START DATA SECTION

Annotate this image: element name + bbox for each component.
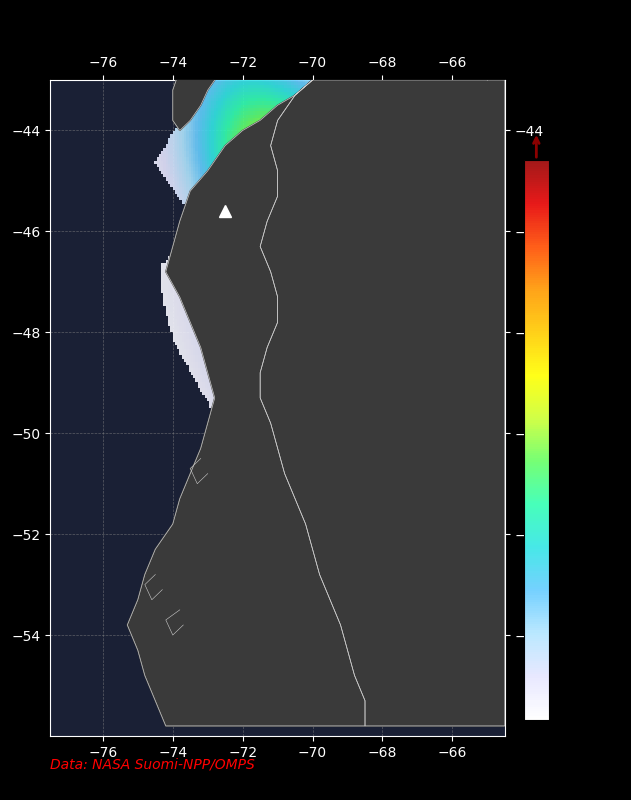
Polygon shape [260, 80, 505, 726]
Polygon shape [173, 19, 225, 130]
Text: Suomi NPP/OMPS - 10/02/2024 17:34-20:55 UT: Suomi NPP/OMPS - 10/02/2024 17:34-20:55 … [32, 20, 541, 39]
Polygon shape [260, 80, 505, 726]
Text: Data: NASA Suomi-NPP/OMPS: Data: NASA Suomi-NPP/OMPS [50, 758, 255, 772]
Polygon shape [173, 19, 225, 130]
Polygon shape [127, 80, 365, 726]
Polygon shape [127, 80, 365, 726]
Polygon shape [166, 610, 183, 635]
Text: SO₂ mass: 4.993 kt; SO₂ max: 2.88 DU at lon: -69.72 lat -43.61 ; 19:18UTC: SO₂ mass: 4.993 kt; SO₂ max: 2.88 DU at … [57, 36, 574, 50]
Y-axis label: PCA SO₂ column TRM [DU]: PCA SO₂ column TRM [DU] [590, 358, 603, 522]
Polygon shape [145, 574, 162, 600]
Polygon shape [191, 458, 208, 484]
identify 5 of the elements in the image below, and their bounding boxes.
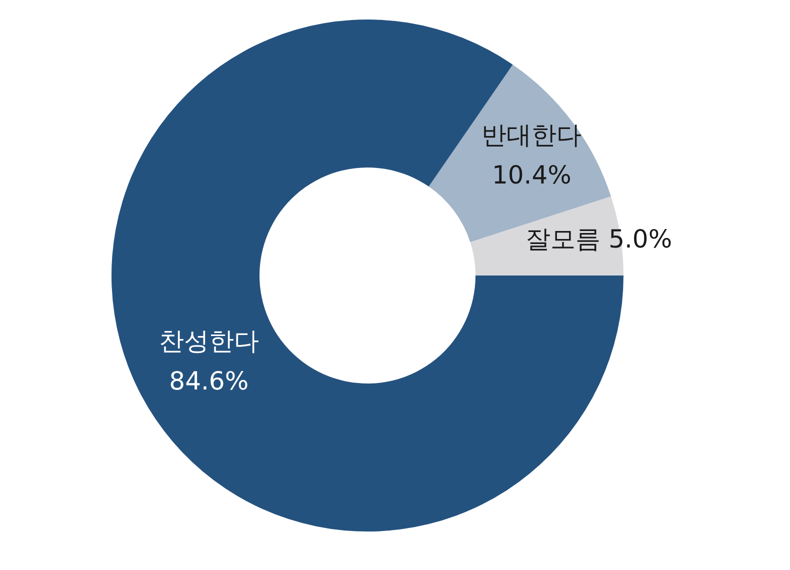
data-label: 84.6% [169, 366, 249, 396]
slice-label: 반대한다 [482, 120, 582, 150]
data-label: 10.4% [492, 160, 572, 190]
slice-label: 잘모름 5.0% [526, 224, 672, 254]
slice-label: 찬성한다 [158, 326, 259, 356]
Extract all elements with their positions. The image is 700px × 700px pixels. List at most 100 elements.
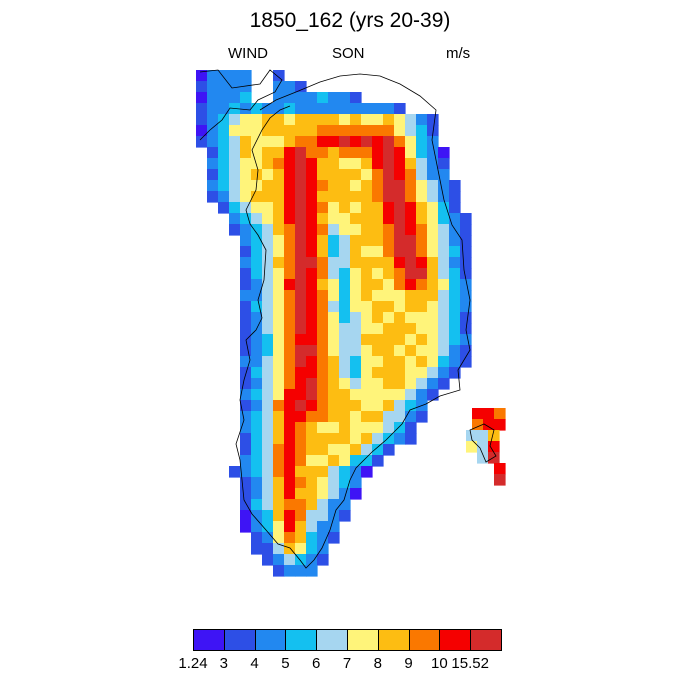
wind-cell bbox=[427, 257, 439, 269]
wind-cell bbox=[460, 312, 472, 324]
wind-cell bbox=[438, 191, 450, 203]
wind-cell bbox=[472, 408, 484, 420]
wind-cell bbox=[251, 488, 263, 500]
wind-cell bbox=[449, 191, 461, 203]
colorbar-tick-label: 15.52 bbox=[451, 655, 489, 672]
wind-cell bbox=[405, 158, 417, 170]
wind-cell bbox=[372, 356, 384, 368]
wind-cell bbox=[207, 147, 219, 159]
wind-cell bbox=[295, 81, 307, 93]
wind-cell bbox=[372, 290, 384, 302]
wind-cell bbox=[240, 301, 252, 313]
wind-cell bbox=[240, 455, 252, 467]
wind-cell bbox=[383, 191, 395, 203]
wind-cell bbox=[416, 202, 428, 214]
wind-cell bbox=[383, 213, 395, 225]
wind-cell bbox=[196, 92, 208, 104]
wind-cell bbox=[251, 411, 263, 423]
wind-cell bbox=[273, 169, 285, 181]
wind-cell bbox=[427, 367, 439, 379]
wind-cell bbox=[207, 70, 219, 82]
wind-cell bbox=[350, 103, 362, 115]
wind-cell bbox=[383, 125, 395, 137]
wind-cell bbox=[196, 114, 208, 126]
wind-cell bbox=[350, 290, 362, 302]
wind-cell bbox=[251, 103, 263, 115]
wind-cell bbox=[251, 290, 263, 302]
wind-cell bbox=[361, 246, 373, 258]
wind-cell bbox=[361, 279, 373, 291]
wind-cell bbox=[350, 202, 362, 214]
wind-cell bbox=[295, 323, 307, 335]
wind-cell bbox=[306, 565, 318, 577]
wind-cell bbox=[449, 290, 461, 302]
wind-cell bbox=[317, 389, 329, 401]
wind-cell bbox=[317, 301, 329, 313]
wind-cell bbox=[339, 378, 351, 390]
wind-cell bbox=[350, 180, 362, 192]
wind-cell bbox=[284, 565, 296, 577]
wind-cell bbox=[328, 202, 340, 214]
wind-cell bbox=[306, 400, 318, 412]
wind-cell bbox=[262, 103, 274, 115]
wind-cell bbox=[273, 202, 285, 214]
colorbar-swatch bbox=[254, 629, 287, 651]
wind-cell bbox=[262, 158, 274, 170]
wind-cell bbox=[284, 235, 296, 247]
wind-cell bbox=[372, 158, 384, 170]
wind-cell bbox=[339, 224, 351, 236]
wind-cell bbox=[273, 422, 285, 434]
wind-cell bbox=[427, 323, 439, 335]
wind-cell bbox=[295, 213, 307, 225]
wind-cell bbox=[449, 213, 461, 225]
wind-cell bbox=[361, 213, 373, 225]
wind-cell bbox=[383, 290, 395, 302]
wind-cell bbox=[350, 345, 362, 357]
wind-cell bbox=[317, 444, 329, 456]
wind-cell bbox=[295, 103, 307, 115]
wind-cell bbox=[207, 81, 219, 93]
wind-cell bbox=[284, 224, 296, 236]
wind-cell bbox=[240, 125, 252, 137]
wind-cell bbox=[306, 334, 318, 346]
wind-cell bbox=[339, 147, 351, 159]
wind-cell bbox=[361, 147, 373, 159]
wind-cell bbox=[273, 158, 285, 170]
wind-cell bbox=[262, 290, 274, 302]
wind-cell bbox=[427, 202, 439, 214]
wind-cell bbox=[262, 180, 274, 192]
wind-cell bbox=[339, 510, 351, 522]
wind-cell bbox=[240, 466, 252, 478]
wind-cell bbox=[306, 455, 318, 467]
wind-cell bbox=[306, 202, 318, 214]
wind-cell bbox=[273, 334, 285, 346]
colorbar-swatch bbox=[193, 629, 225, 651]
wind-cell bbox=[460, 345, 472, 357]
wind-cell bbox=[295, 422, 307, 434]
wind-cell bbox=[317, 92, 329, 104]
wind-cell bbox=[416, 191, 428, 203]
wind-cell bbox=[328, 290, 340, 302]
wind-cell bbox=[438, 334, 450, 346]
wind-cell bbox=[317, 378, 329, 390]
wind-cell bbox=[372, 213, 384, 225]
wind-cell bbox=[317, 499, 329, 511]
wind-cell bbox=[251, 125, 263, 137]
wind-cell bbox=[317, 543, 329, 555]
wind-cell bbox=[273, 224, 285, 236]
wind-cell bbox=[416, 136, 428, 148]
wind-cell bbox=[427, 147, 439, 159]
wind-cell bbox=[372, 455, 384, 467]
wind-cell bbox=[328, 180, 340, 192]
wind-cell bbox=[251, 521, 263, 533]
wind-cell bbox=[394, 103, 406, 115]
wind-cell bbox=[328, 268, 340, 280]
wind-cell bbox=[273, 268, 285, 280]
wind-cell bbox=[306, 444, 318, 456]
colorbar-tick-label: 3 bbox=[219, 655, 228, 672]
wind-cell bbox=[416, 158, 428, 170]
wind-cell bbox=[273, 191, 285, 203]
wind-cell bbox=[405, 147, 417, 159]
colorbar-swatch bbox=[408, 629, 441, 651]
wind-cell bbox=[262, 532, 274, 544]
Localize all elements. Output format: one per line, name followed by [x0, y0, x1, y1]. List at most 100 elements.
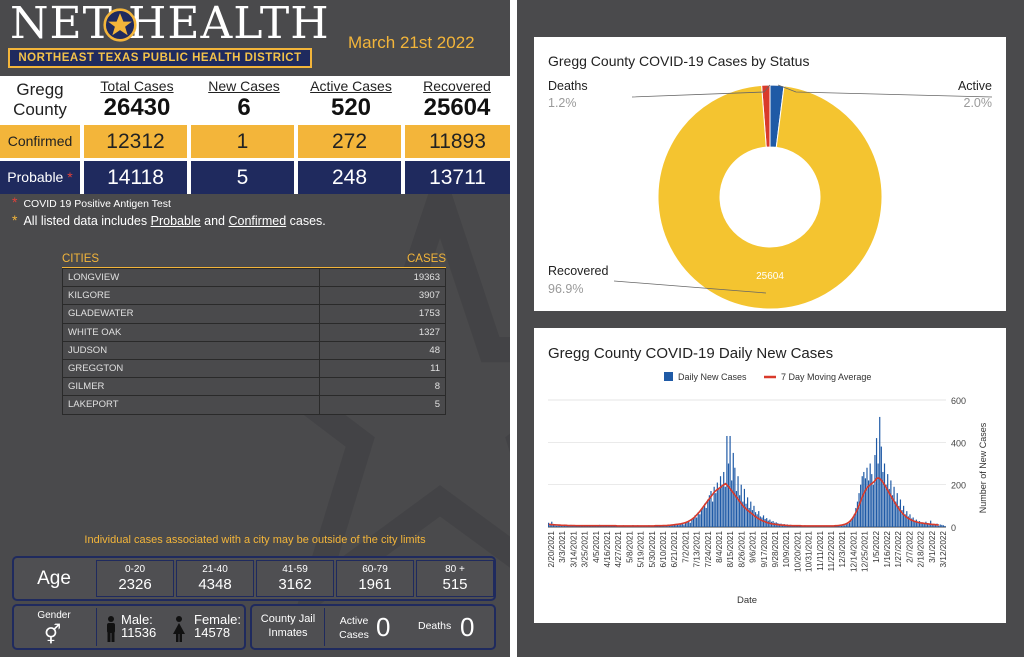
daily-bar	[910, 518, 913, 527]
daily-bar	[909, 514, 911, 527]
legend-label-daily: Daily New Cases	[678, 372, 747, 382]
total-cases-value: 26430	[103, 94, 171, 121]
daily-bar	[723, 471, 725, 527]
daily-bar	[888, 488, 890, 527]
x-tick-label: 5/8/2021	[625, 531, 634, 563]
recovered-value: 25604	[423, 94, 491, 121]
case-summary-table: Gregg County Total Cases New Cases Activ…	[0, 76, 510, 194]
daily-bar	[869, 463, 871, 527]
daily-bar	[834, 526, 836, 527]
daily-bar	[899, 499, 902, 527]
daily-bar	[568, 526, 570, 527]
city-cases: 3907	[319, 286, 446, 306]
daily-bar	[578, 526, 580, 527]
daily-bar	[750, 501, 752, 527]
daily-bar	[719, 476, 722, 527]
daily-bar	[898, 505, 900, 527]
x-tick-label: 9/28/2021	[771, 531, 780, 568]
daily-bar	[729, 435, 731, 527]
daily-bar	[583, 526, 585, 527]
daily-bar	[739, 495, 741, 527]
daily-bar	[858, 493, 860, 527]
age-group: 60-79 1961	[336, 560, 414, 597]
district-banner: NORTHEAST TEXAS PUBLIC HEALTH DISTRICT	[8, 48, 312, 68]
jail-active-value: 0	[376, 612, 391, 642]
x-tick-label: 3/1/2022	[928, 531, 937, 563]
city-row: LAKEPORT 5	[62, 395, 446, 415]
female-count: Female: 14578	[194, 612, 241, 640]
daily-bar	[745, 503, 747, 527]
probable-link[interactable]: Probable	[150, 214, 201, 228]
daily-bar	[853, 514, 855, 527]
daily-bar	[716, 482, 718, 527]
city-row: GLADEWATER 1753	[62, 304, 446, 324]
new-cases-value: 6	[237, 94, 251, 121]
daily-bar	[676, 524, 679, 527]
probable-total: 14118	[80, 161, 187, 194]
city-row: KILGORE 3907	[62, 286, 446, 306]
city-name: GLADEWATER	[62, 304, 320, 324]
daily-bar	[587, 526, 589, 527]
daily-bar	[726, 435, 728, 527]
daily-bar	[548, 522, 550, 527]
pie-label-recovered: Recovered	[548, 264, 609, 278]
daily-bar	[895, 501, 897, 527]
daily-bar	[555, 525, 558, 527]
daily-bar	[880, 446, 882, 527]
x-tick-label: 7/24/2021	[704, 531, 713, 568]
probable-recovered: 13711	[401, 161, 510, 194]
status-donut-chart: 25604	[613, 84, 993, 310]
moving-average-line	[548, 477, 939, 527]
daily-bar	[747, 497, 749, 527]
daily-bar	[681, 523, 683, 527]
probable-row: Probable * 14118 5 248 13711	[0, 158, 510, 194]
county-label: Gregg County	[13, 80, 67, 119]
daily-bar	[694, 515, 696, 527]
gender-label: Gender	[37, 610, 71, 621]
daily-bar	[856, 501, 859, 527]
daily-bar	[860, 484, 862, 527]
pie-pct-recovered: 96.9%	[548, 282, 584, 296]
city-row: WHITE OAK 1327	[62, 322, 446, 342]
jail-label: County Jail Inmates	[260, 613, 316, 639]
x-tick-label: 9/6/2021	[749, 531, 758, 563]
age-group: 41-59 3162	[256, 560, 334, 597]
daily-bar	[855, 507, 857, 527]
daily-bar	[656, 526, 658, 527]
daily-bar	[907, 516, 909, 527]
confirmed-active: 272	[294, 125, 401, 158]
confirmed-link[interactable]: Confirmed	[228, 214, 287, 228]
city-name: LAKEPORT	[62, 395, 320, 415]
county-jail-inmates: County Jail Inmates Active Cases 0 Deaths …	[250, 604, 496, 650]
age-group: 0-20 2326	[96, 560, 174, 597]
active-cases-value: 520	[330, 94, 372, 121]
daily-bar	[893, 486, 895, 527]
daily-bar	[600, 526, 602, 527]
net-health-logo: NET HEALTH NORTHEAST TEXAS PUBLIC HEALTH…	[8, 0, 329, 68]
x-tick-label: 10/9/2021	[782, 531, 791, 568]
daily-bar	[914, 520, 916, 527]
x-axis-title: Date	[737, 595, 757, 606]
daily-bar	[842, 524, 844, 527]
daily-bar	[686, 521, 688, 527]
pie-pct-deaths: 1.2%	[548, 96, 577, 110]
listed-data-note: * All listed data includes Probable and C…	[12, 212, 326, 228]
daily-bar	[915, 519, 917, 527]
daily-bar	[705, 507, 707, 527]
daily-bar	[732, 452, 734, 527]
city-name: WHITE OAK	[62, 322, 320, 342]
daily-bar	[761, 517, 763, 527]
daily-bar	[735, 491, 738, 527]
city-name: JUDSON	[62, 340, 320, 360]
asterisk-icon: *	[67, 169, 73, 185]
daily-bar	[906, 511, 908, 527]
daily-bar	[713, 486, 715, 527]
footnotes: * COVID 19 Positive Antigen Test * All lis…	[12, 194, 326, 228]
daily-bar	[696, 517, 698, 527]
new-cases-heading: New Cases	[208, 78, 280, 94]
y-tick-label: 400	[951, 438, 966, 448]
probable-new: 5	[187, 161, 294, 194]
pie-leader-recovered	[613, 280, 767, 294]
city-row: JUDSON 48	[62, 340, 446, 360]
daily-bar	[901, 510, 903, 527]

END DATA SECTION

> [YOUR INSTRUCTIONS] Please turn everything from the line containing "data-label: 84.6% [169, 366, 249, 396]" down to the line containing "Extract all elements", both included, into a Markdown table with the columns Row and Line, leaving out blank lines.

> [TASK OUTPUT]
| Row | Line |
|---|---|
| 1 | data-label: 84.6% [169, 366, 249, 396] |
| 2 | slice-label: 반대한다 [482, 120, 582, 150] |
| 3 | data-label: 10.4% [492, 160, 572, 190] |
| 4 | slice-label: 잘모름 5.0% [526, 224, 672, 254] |
| 5 | slice-label: 찬성한다 [158, 326, 259, 356] |
| 6 | Extract all elements with their positions. The image is 700px × 700px pixels. List at most 100 elements. |